* Task brief: With the images removed, repeat the data below exactly.

--- START Supplied records ---

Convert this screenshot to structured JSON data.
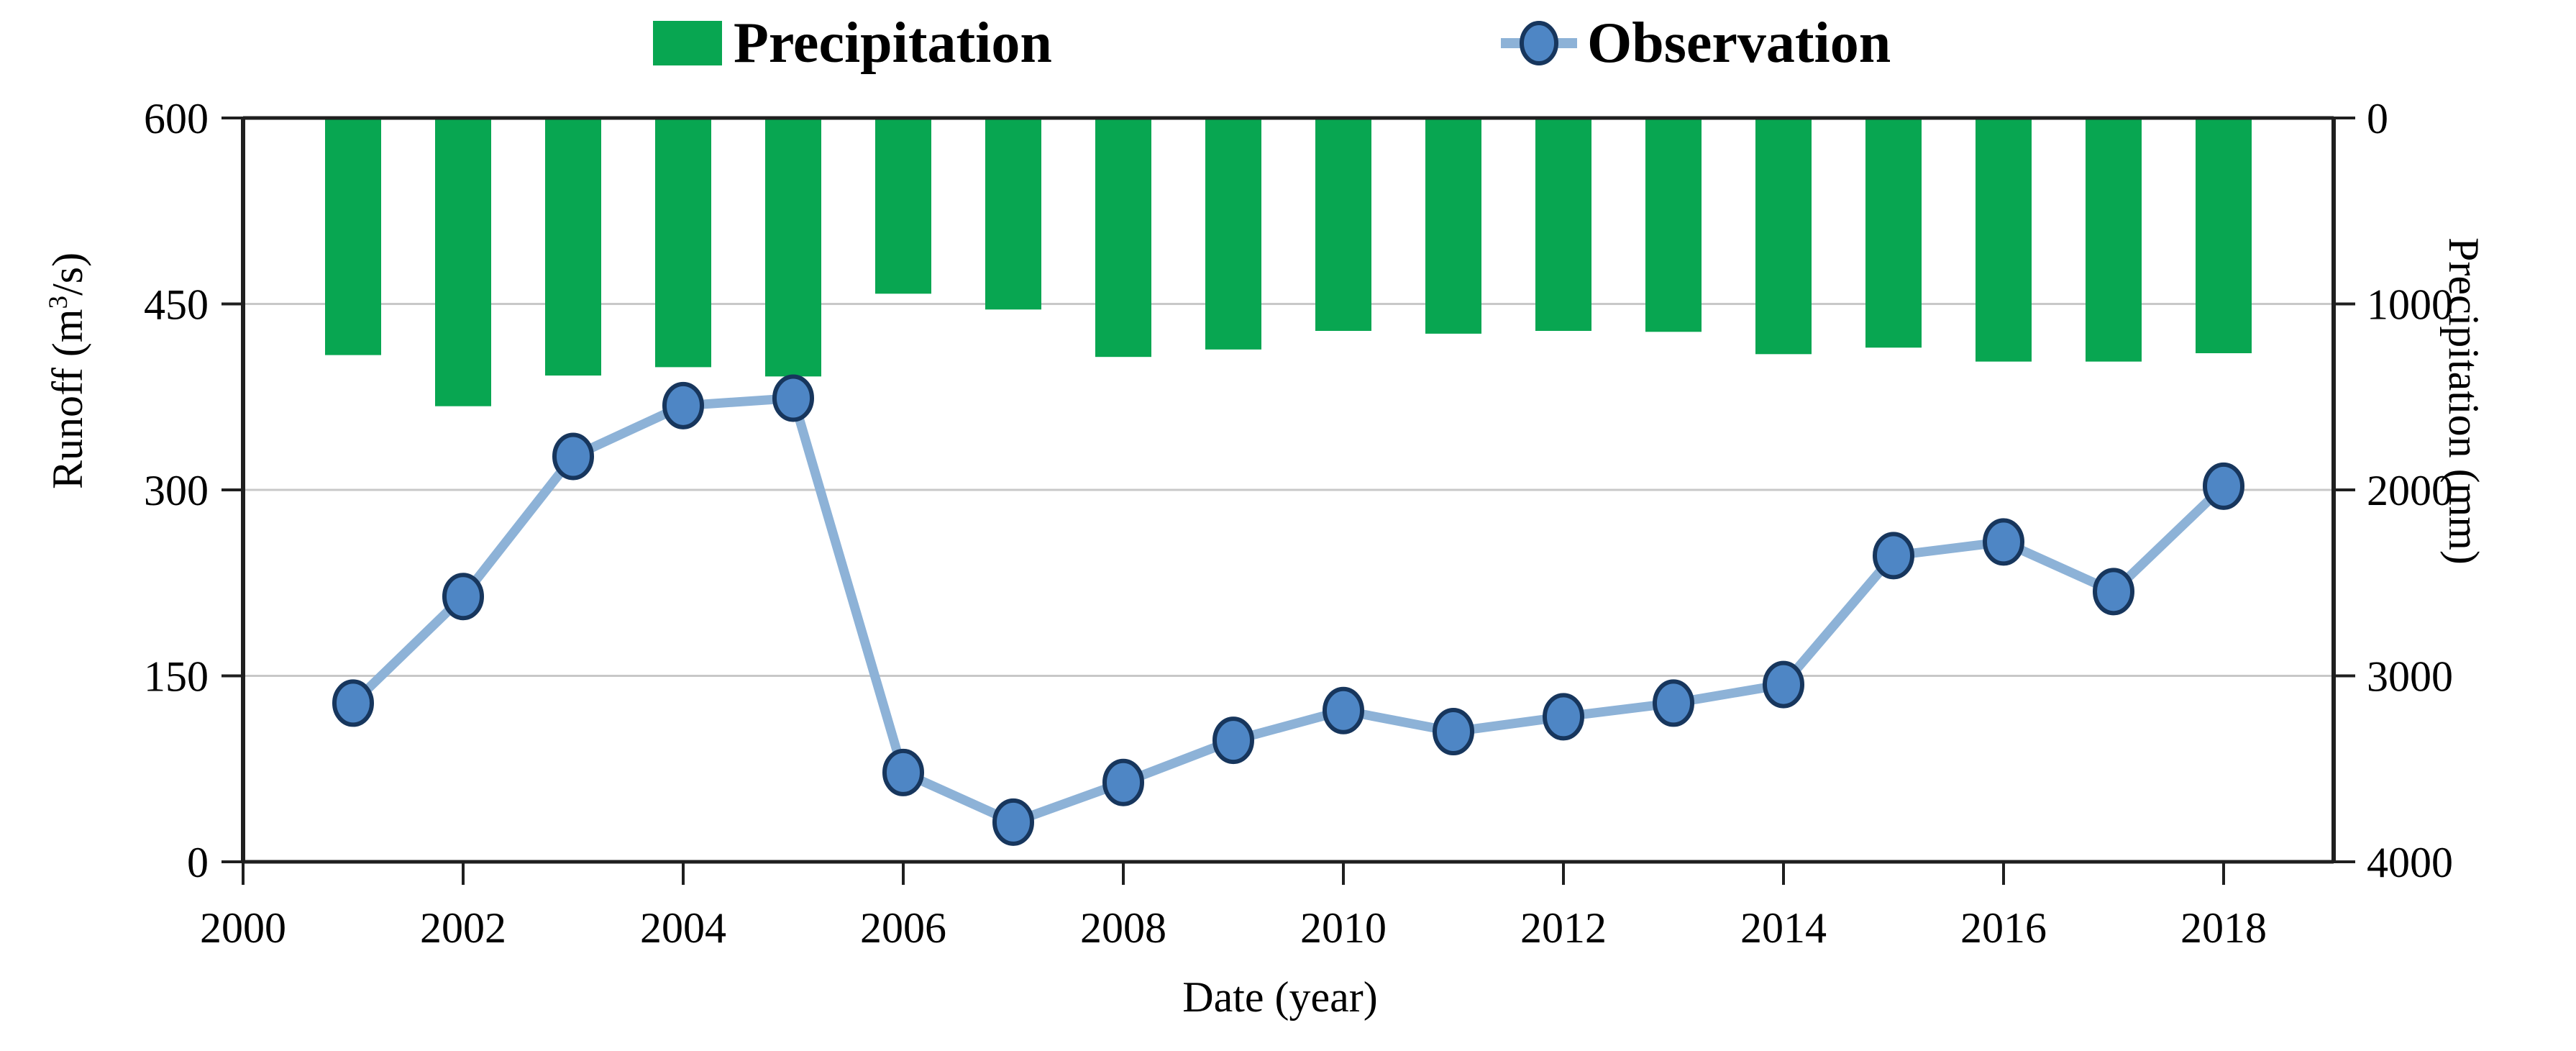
{
  "legend": {
    "precipitation_label": "Precipitation",
    "observation_label": "Observation"
  },
  "axes": {
    "left": {
      "title_prefix": "Runoff (m",
      "title_sup": "3",
      "title_suffix": "/s)",
      "tick_labels": [
        "600",
        "450",
        "300",
        "150",
        "0"
      ]
    },
    "right": {
      "title": "Precipitation (mm)",
      "tick_labels": [
        "0",
        "1000",
        "2000",
        "3000",
        "4000"
      ]
    },
    "x": {
      "title": "Date (year)",
      "tick_labels": [
        "2000",
        "2002",
        "2004",
        "2006",
        "2008",
        "2010",
        "2012",
        "2014",
        "2016",
        "2018"
      ]
    }
  },
  "chart_data": {
    "type": "bar+line",
    "title": "",
    "x": [
      2001,
      2002,
      2003,
      2004,
      2005,
      2006,
      2007,
      2008,
      2009,
      2010,
      2011,
      2012,
      2013,
      2014,
      2015,
      2016,
      2017,
      2018
    ],
    "series": [
      {
        "name": "Precipitation",
        "type": "bar",
        "axis": "right",
        "unit": "mm",
        "values": [
          1275,
          1550,
          1385,
          1340,
          1390,
          945,
          1030,
          1285,
          1245,
          1145,
          1160,
          1145,
          1150,
          1270,
          1235,
          1310,
          1310,
          1265
        ]
      },
      {
        "name": "Observation",
        "type": "line",
        "axis": "left",
        "unit": "m3/s",
        "values": [
          128,
          214,
          327,
          368,
          374,
          72,
          32,
          64,
          98,
          122,
          105,
          117,
          128,
          143,
          247,
          258,
          218,
          303
        ]
      }
    ],
    "x_axis": {
      "label": "Date (year)",
      "range": [
        2000,
        2019
      ],
      "ticks": [
        2000,
        2002,
        2004,
        2006,
        2008,
        2010,
        2012,
        2014,
        2016,
        2018
      ]
    },
    "left_axis": {
      "label": "Runoff (m3/s)",
      "range": [
        0,
        600
      ],
      "ticks": [
        0,
        150,
        300,
        450,
        600
      ],
      "inverted": false
    },
    "right_axis": {
      "label": "Precipitation (mm)",
      "range": [
        0,
        4000
      ],
      "ticks": [
        0,
        1000,
        2000,
        3000,
        4000
      ],
      "inverted": true
    },
    "grid": "horizontal",
    "legend_position": "top-center",
    "colors": {
      "bar": "#08a651",
      "line": "#8db2d7",
      "marker_fill": "#4e86c5",
      "marker_stroke": "#17365d",
      "axis": "#1f1f1f",
      "grid": "#c8c8c8",
      "text": "#000000"
    }
  }
}
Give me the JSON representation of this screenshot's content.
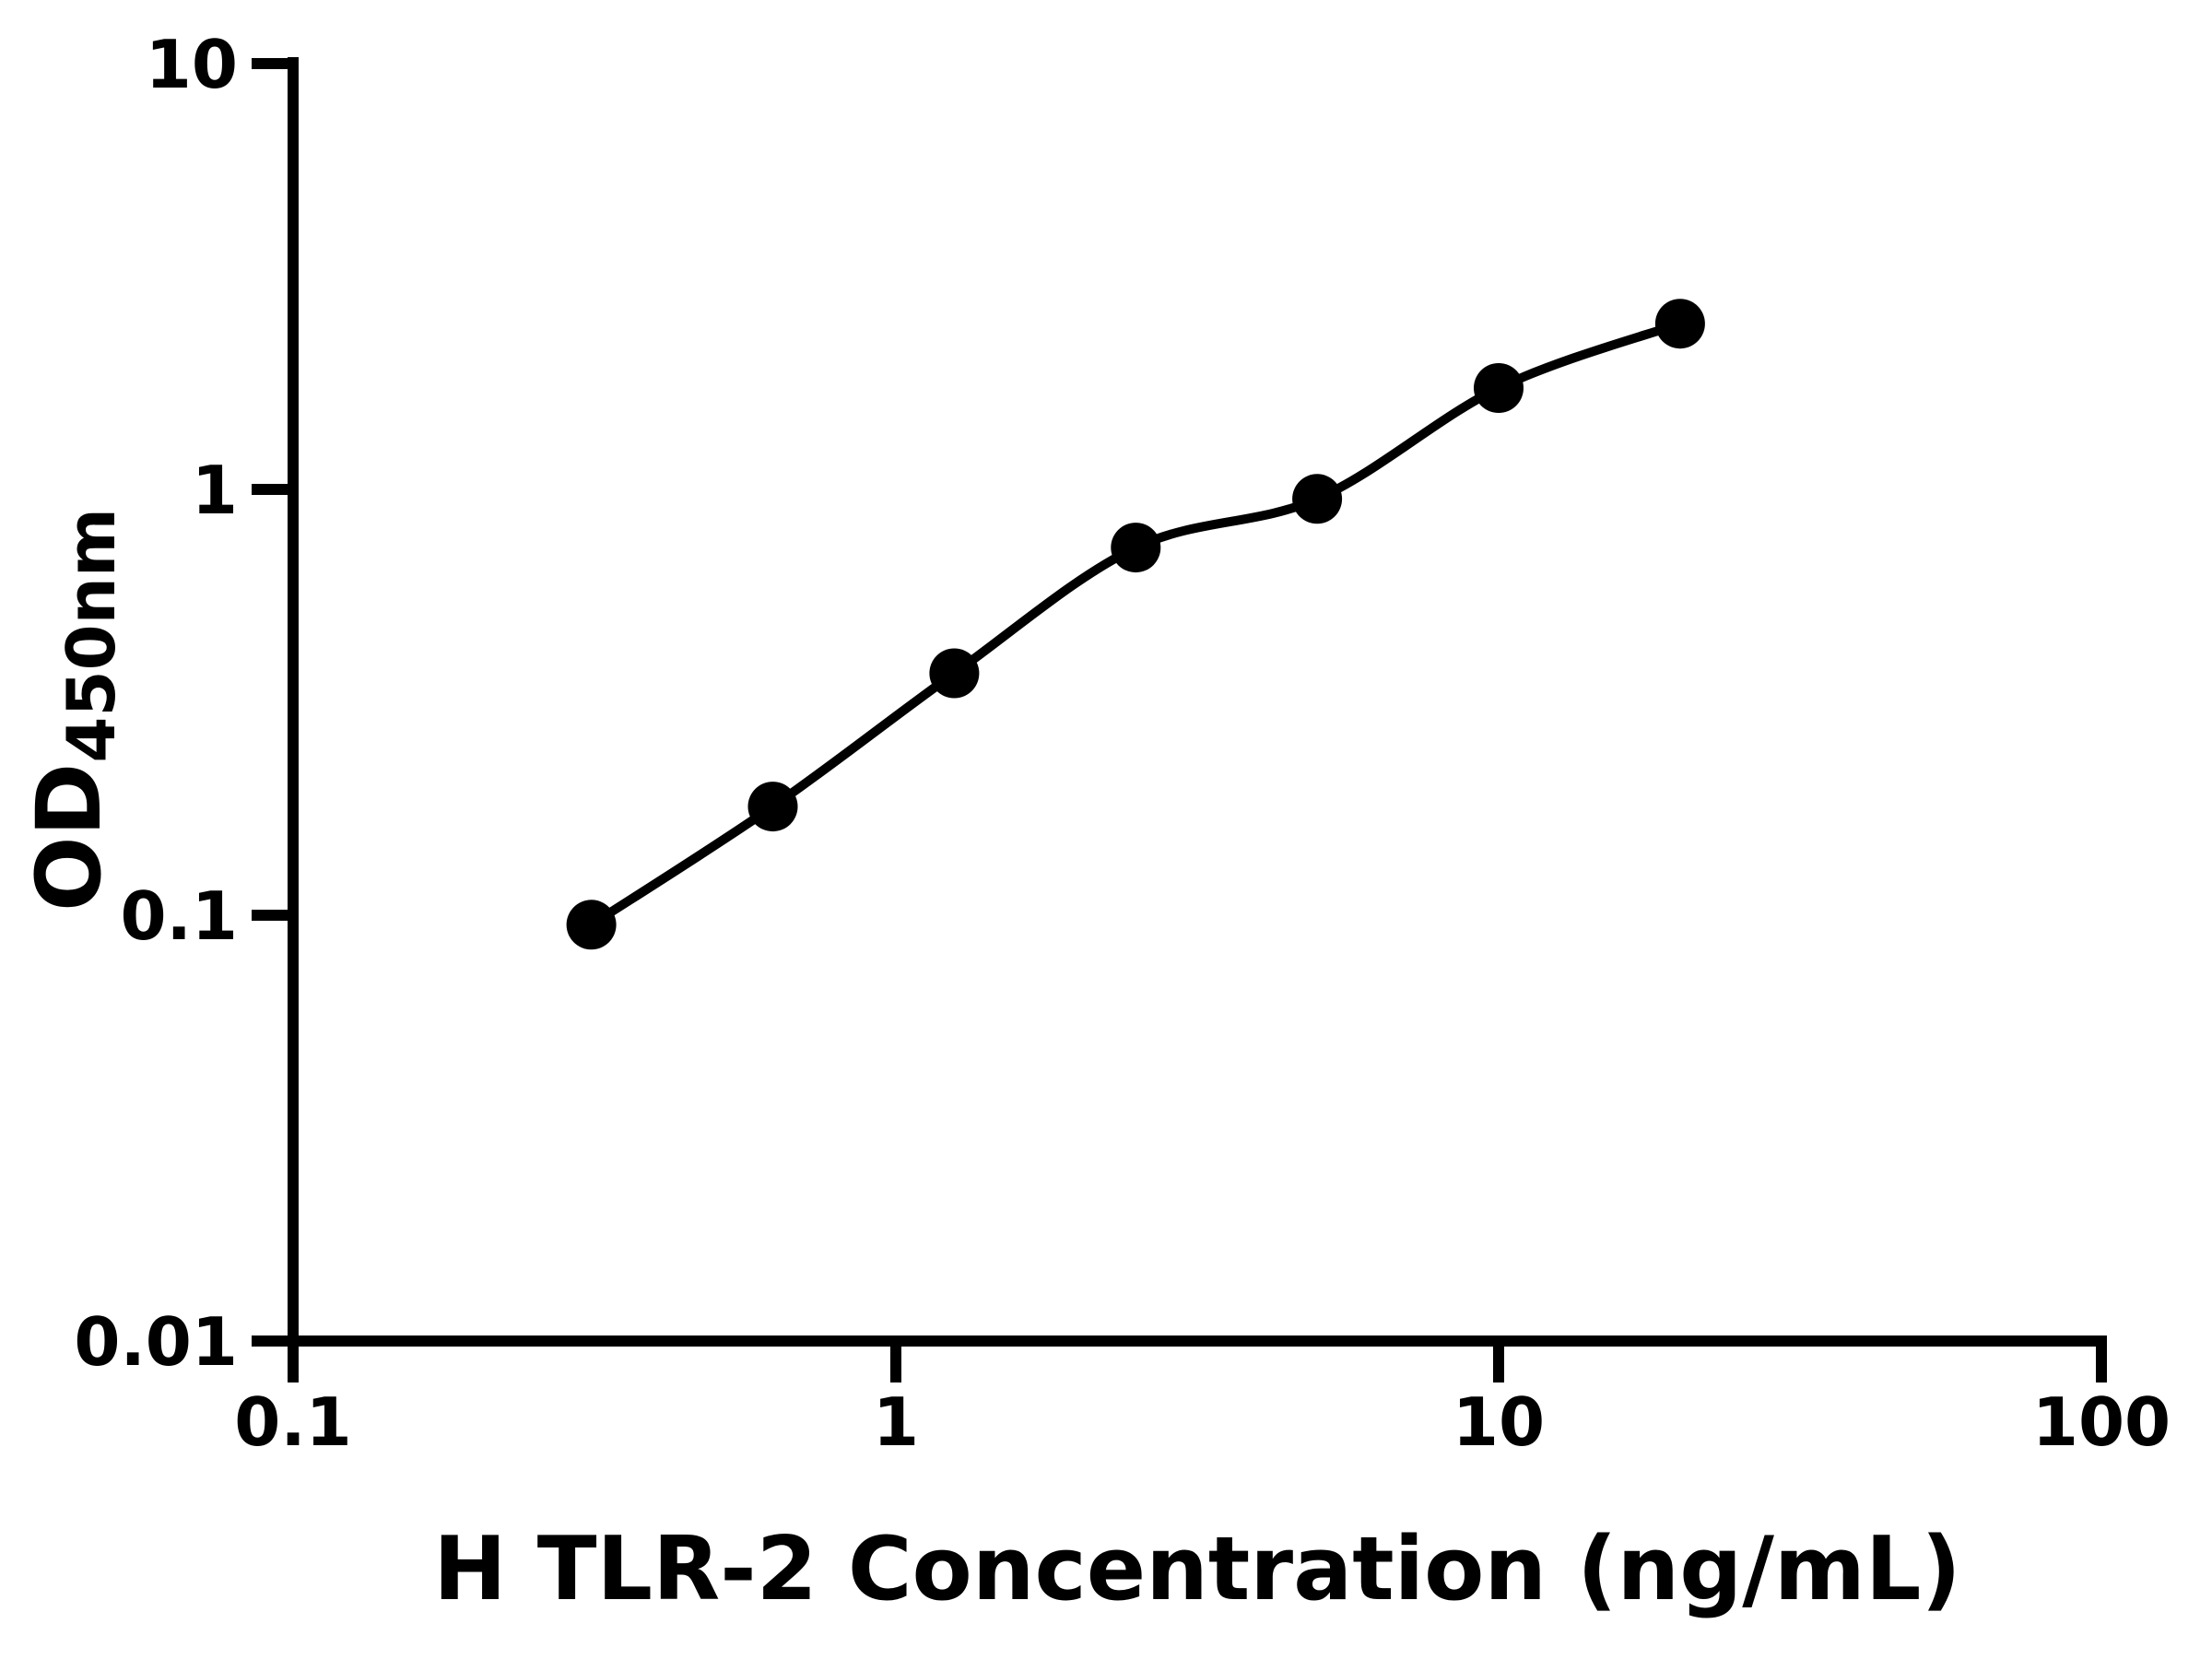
{
  "chart_data": {
    "type": "scatter",
    "title": "",
    "xlabel": "H TLR-2 Concentration (ng/mL)",
    "ylabel_main": "OD",
    "ylabel_sub": "450nm",
    "xscale": "log",
    "yscale": "log",
    "xlim": [
      0.1,
      100
    ],
    "ylim": [
      0.01,
      10
    ],
    "x": [
      0.3125,
      0.625,
      1.25,
      2.5,
      5,
      10,
      20
    ],
    "y": [
      0.095,
      0.18,
      0.37,
      0.73,
      0.95,
      1.73,
      2.45
    ],
    "x_ticks": [
      {
        "value": 0.1,
        "label": "0.1"
      },
      {
        "value": 1,
        "label": "1"
      },
      {
        "value": 10,
        "label": "10"
      },
      {
        "value": 100,
        "label": "100"
      }
    ],
    "y_ticks": [
      {
        "value": 0.01,
        "label": "0.01"
      },
      {
        "value": 0.1,
        "label": "0.1"
      },
      {
        "value": 1,
        "label": "1"
      },
      {
        "value": 10,
        "label": "10"
      }
    ],
    "series_style": {
      "marker": "circle",
      "line": "smooth-fit-curve",
      "legend": null,
      "grid": false
    },
    "colors": {
      "background": "#ffffff",
      "axis": "#000000",
      "text": "#000000",
      "marker": "#000000",
      "line": "#000000"
    }
  }
}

--- END Supplied records ---

* Result:
Convert this screenshot to structured JSON data.
{
  "legend": {
    "precipitation_label": "Precipitation",
    "observation_label": "Observation"
  },
  "axes": {
    "left": {
      "title_prefix": "Runoff (m",
      "title_sup": "3",
      "title_suffix": "/s)",
      "tick_labels": [
        "600",
        "450",
        "300",
        "150",
        "0"
      ]
    },
    "right": {
      "title": "Precipitation (mm)",
      "tick_labels": [
        "0",
        "1000",
        "2000",
        "3000",
        "4000"
      ]
    },
    "x": {
      "title": "Date (year)",
      "tick_labels": [
        "2000",
        "2002",
        "2004",
        "2006",
        "2008",
        "2010",
        "2012",
        "2014",
        "2016",
        "2018"
      ]
    }
  },
  "chart_data": {
    "type": "bar+line",
    "title": "",
    "x": [
      2001,
      2002,
      2003,
      2004,
      2005,
      2006,
      2007,
      2008,
      2009,
      2010,
      2011,
      2012,
      2013,
      2014,
      2015,
      2016,
      2017,
      2018
    ],
    "series": [
      {
        "name": "Precipitation",
        "type": "bar",
        "axis": "right",
        "unit": "mm",
        "values": [
          1275,
          1550,
          1385,
          1340,
          1390,
          945,
          1030,
          1285,
          1245,
          1145,
          1160,
          1145,
          1150,
          1270,
          1235,
          1310,
          1310,
          1265
        ]
      },
      {
        "name": "Observation",
        "type": "line",
        "axis": "left",
        "unit": "m3/s",
        "values": [
          128,
          214,
          327,
          368,
          374,
          72,
          32,
          64,
          98,
          122,
          105,
          117,
          128,
          143,
          247,
          258,
          218,
          303
        ]
      }
    ],
    "x_axis": {
      "label": "Date (year)",
      "range": [
        2000,
        2019
      ],
      "ticks": [
        2000,
        2002,
        2004,
        2006,
        2008,
        2010,
        2012,
        2014,
        2016,
        2018
      ]
    },
    "left_axis": {
      "label": "Runoff (m3/s)",
      "range": [
        0,
        600
      ],
      "ticks": [
        0,
        150,
        300,
        450,
        600
      ],
      "inverted": false
    },
    "right_axis": {
      "label": "Precipitation (mm)",
      "range": [
        0,
        4000
      ],
      "ticks": [
        0,
        1000,
        2000,
        3000,
        4000
      ],
      "inverted": true
    },
    "grid": "horizontal",
    "legend_position": "top-center",
    "colors": {
      "bar": "#08a651",
      "line": "#8db2d7",
      "marker_fill": "#4e86c5",
      "marker_stroke": "#17365d",
      "axis": "#1f1f1f",
      "grid": "#c8c8c8",
      "text": "#000000"
    }
  }
}
Give me the JSON representation of this screenshot's content.
{
  "chart_data": {
    "type": "scatter",
    "title": "",
    "xlabel": "H TLR-2 Concentration (ng/mL)",
    "ylabel_main": "OD",
    "ylabel_sub": "450nm",
    "xscale": "log",
    "yscale": "log",
    "xlim": [
      0.1,
      100
    ],
    "ylim": [
      0.01,
      10
    ],
    "x": [
      0.3125,
      0.625,
      1.25,
      2.5,
      5,
      10,
      20
    ],
    "y": [
      0.095,
      0.18,
      0.37,
      0.73,
      0.95,
      1.73,
      2.45
    ],
    "x_ticks": [
      {
        "value": 0.1,
        "label": "0.1"
      },
      {
        "value": 1,
        "label": "1"
      },
      {
        "value": 10,
        "label": "10"
      },
      {
        "value": 100,
        "label": "100"
      }
    ],
    "y_ticks": [
      {
        "value": 0.01,
        "label": "0.01"
      },
      {
        "value": 0.1,
        "label": "0.1"
      },
      {
        "value": 1,
        "label": "1"
      },
      {
        "value": 10,
        "label": "10"
      }
    ],
    "series_style": {
      "marker": "circle",
      "line": "smooth-fit-curve",
      "legend": null,
      "grid": false
    },
    "colors": {
      "background": "#ffffff",
      "axis": "#000000",
      "text": "#000000",
      "marker": "#000000",
      "line": "#000000"
    }
  }
}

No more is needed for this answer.